Page excerpt =
****************************************

Twin Cities Film Fest Review: HONEY BOY Is Therapy Through Exhibition

Shia LaBeouf confronts his demons in raw, exceptional form.

Art is often reflective of the attitudes and experiences of the artists who create it, but films are rarely so purely autobiographical as Honey Boy. Written by Shia LaBeouf during his time in rehab, Honey Boy is a thinly-veiled fictionalization of his time as a child actor, acting as a study of LaBeouf’s father in which LaBeouf literally embodies his father’s character. It’s indulgent and hamstrung by the normal issues that hamper many actor-written productions, namely in that it’s written to emphasize performance over narrative, but in this instance, with this actor and this story, that feels less like a bug than a feature. It’s like sitting in on a voyeuristic therapy session, and though that knowledge can make the experience extremely uncomfortable, it serves its purpose in allowing LaBeouf to use his craft in processing his lifelong pain.

****************************************

Assignment =
Reproduce the portion of the film review that begins with "Art is often" and ends with "his lifelong pain.", swapping "rehab" for "rehabilitation".

Dataset records =
****************************************

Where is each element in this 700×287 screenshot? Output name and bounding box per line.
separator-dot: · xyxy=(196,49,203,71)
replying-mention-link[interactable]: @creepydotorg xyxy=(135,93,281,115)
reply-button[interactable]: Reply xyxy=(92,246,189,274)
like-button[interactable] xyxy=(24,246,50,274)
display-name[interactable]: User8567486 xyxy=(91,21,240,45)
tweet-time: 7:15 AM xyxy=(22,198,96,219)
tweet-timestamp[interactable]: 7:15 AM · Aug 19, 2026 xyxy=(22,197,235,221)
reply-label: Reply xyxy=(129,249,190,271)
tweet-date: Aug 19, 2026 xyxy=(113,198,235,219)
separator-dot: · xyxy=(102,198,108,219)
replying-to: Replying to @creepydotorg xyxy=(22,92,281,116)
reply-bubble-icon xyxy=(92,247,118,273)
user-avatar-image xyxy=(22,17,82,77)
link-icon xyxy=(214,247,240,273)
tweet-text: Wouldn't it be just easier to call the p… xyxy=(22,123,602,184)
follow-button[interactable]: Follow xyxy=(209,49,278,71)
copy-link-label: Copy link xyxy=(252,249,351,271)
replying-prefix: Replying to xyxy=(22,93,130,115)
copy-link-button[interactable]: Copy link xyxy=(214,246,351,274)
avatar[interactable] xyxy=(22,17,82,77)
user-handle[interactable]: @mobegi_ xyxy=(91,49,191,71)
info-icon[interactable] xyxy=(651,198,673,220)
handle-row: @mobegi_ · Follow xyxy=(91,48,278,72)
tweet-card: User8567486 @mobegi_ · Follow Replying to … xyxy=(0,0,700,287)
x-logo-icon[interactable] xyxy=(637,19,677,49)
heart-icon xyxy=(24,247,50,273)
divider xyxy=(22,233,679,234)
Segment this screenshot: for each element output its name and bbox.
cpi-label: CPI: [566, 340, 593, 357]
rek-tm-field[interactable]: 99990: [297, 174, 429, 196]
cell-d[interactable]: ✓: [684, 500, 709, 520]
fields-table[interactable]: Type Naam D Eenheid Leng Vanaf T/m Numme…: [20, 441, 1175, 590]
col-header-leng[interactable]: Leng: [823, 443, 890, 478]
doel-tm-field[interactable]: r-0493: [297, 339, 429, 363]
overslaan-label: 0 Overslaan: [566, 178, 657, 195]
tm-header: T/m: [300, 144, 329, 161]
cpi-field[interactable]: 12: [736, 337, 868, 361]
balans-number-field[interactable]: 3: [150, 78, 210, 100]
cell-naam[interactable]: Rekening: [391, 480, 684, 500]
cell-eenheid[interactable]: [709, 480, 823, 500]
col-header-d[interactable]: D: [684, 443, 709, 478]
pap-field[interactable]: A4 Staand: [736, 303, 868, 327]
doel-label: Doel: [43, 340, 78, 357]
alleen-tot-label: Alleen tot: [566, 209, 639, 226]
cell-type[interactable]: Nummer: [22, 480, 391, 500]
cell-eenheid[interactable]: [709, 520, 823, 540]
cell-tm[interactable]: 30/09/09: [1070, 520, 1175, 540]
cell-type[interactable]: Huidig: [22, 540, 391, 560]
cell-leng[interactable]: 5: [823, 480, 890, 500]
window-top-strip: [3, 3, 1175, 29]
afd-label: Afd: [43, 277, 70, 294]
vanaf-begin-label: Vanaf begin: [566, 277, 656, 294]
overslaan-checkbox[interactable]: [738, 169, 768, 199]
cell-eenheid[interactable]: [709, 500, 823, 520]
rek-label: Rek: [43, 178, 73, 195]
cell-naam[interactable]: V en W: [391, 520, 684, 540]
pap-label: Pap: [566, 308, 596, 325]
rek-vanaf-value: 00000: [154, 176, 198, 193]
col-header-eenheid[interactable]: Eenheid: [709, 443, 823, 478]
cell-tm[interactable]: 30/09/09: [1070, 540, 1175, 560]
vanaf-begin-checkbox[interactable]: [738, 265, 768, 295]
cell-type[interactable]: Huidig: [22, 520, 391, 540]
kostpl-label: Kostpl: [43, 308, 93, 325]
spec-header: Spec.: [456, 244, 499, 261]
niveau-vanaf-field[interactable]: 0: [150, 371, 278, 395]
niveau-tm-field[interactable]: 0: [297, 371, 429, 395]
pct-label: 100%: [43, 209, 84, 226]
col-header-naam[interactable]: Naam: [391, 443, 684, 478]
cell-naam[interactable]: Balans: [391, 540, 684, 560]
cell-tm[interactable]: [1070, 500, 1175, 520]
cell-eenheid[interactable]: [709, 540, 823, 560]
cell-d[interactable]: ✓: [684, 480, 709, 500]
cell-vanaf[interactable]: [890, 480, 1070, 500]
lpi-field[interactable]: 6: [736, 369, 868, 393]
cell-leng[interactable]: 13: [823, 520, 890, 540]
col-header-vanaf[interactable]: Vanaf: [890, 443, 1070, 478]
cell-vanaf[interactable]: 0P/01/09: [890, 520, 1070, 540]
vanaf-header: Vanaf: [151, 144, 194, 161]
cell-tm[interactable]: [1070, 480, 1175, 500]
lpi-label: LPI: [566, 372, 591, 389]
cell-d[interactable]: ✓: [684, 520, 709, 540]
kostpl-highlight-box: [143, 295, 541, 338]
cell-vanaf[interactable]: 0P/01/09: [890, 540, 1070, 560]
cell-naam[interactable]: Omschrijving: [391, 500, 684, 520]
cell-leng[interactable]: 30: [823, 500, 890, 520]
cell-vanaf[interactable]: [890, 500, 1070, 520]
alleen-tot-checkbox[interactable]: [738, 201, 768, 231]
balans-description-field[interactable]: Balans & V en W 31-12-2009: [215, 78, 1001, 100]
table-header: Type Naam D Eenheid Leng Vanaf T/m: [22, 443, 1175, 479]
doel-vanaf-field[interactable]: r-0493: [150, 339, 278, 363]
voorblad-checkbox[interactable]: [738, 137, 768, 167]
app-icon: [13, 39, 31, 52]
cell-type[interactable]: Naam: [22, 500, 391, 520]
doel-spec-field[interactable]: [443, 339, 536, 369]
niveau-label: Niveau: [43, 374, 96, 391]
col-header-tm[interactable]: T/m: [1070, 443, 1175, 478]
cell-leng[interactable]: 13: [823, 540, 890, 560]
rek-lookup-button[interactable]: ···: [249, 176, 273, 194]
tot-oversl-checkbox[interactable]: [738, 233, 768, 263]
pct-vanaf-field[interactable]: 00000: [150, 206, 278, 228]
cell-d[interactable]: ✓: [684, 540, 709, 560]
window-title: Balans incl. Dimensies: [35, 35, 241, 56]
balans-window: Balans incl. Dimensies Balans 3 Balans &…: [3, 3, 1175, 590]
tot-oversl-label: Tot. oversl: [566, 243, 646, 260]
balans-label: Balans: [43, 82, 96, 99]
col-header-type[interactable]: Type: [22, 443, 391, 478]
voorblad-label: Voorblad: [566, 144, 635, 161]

****************************************

Result for this exercise =
Art is often reflective of the attitudes and experiences of the artists who create it, but films are rarely so purely autobiographical as Honey Boy. Written by Shia LaBeouf during his time in rehabilitation, Honey Boy is a thinly-veiled fictionalization of his time as a child actor, acting as a study of LaBeouf’s father in which LaBeouf literally embodies his father’s character. It’s indulgent and hamstrung by the normal issues that hamper many actor-written productions, namely in that it’s written to emphasize performance over narrative, but in this instance, with this actor and this story, that feels less like a bug than a feature. It’s like sitting in on a voyeuristic therapy session, and though that knowledge can make the experience extremely uncomfortable, it serves its purpose in allowing LaBeouf to use his craft in processing his lifelong pain.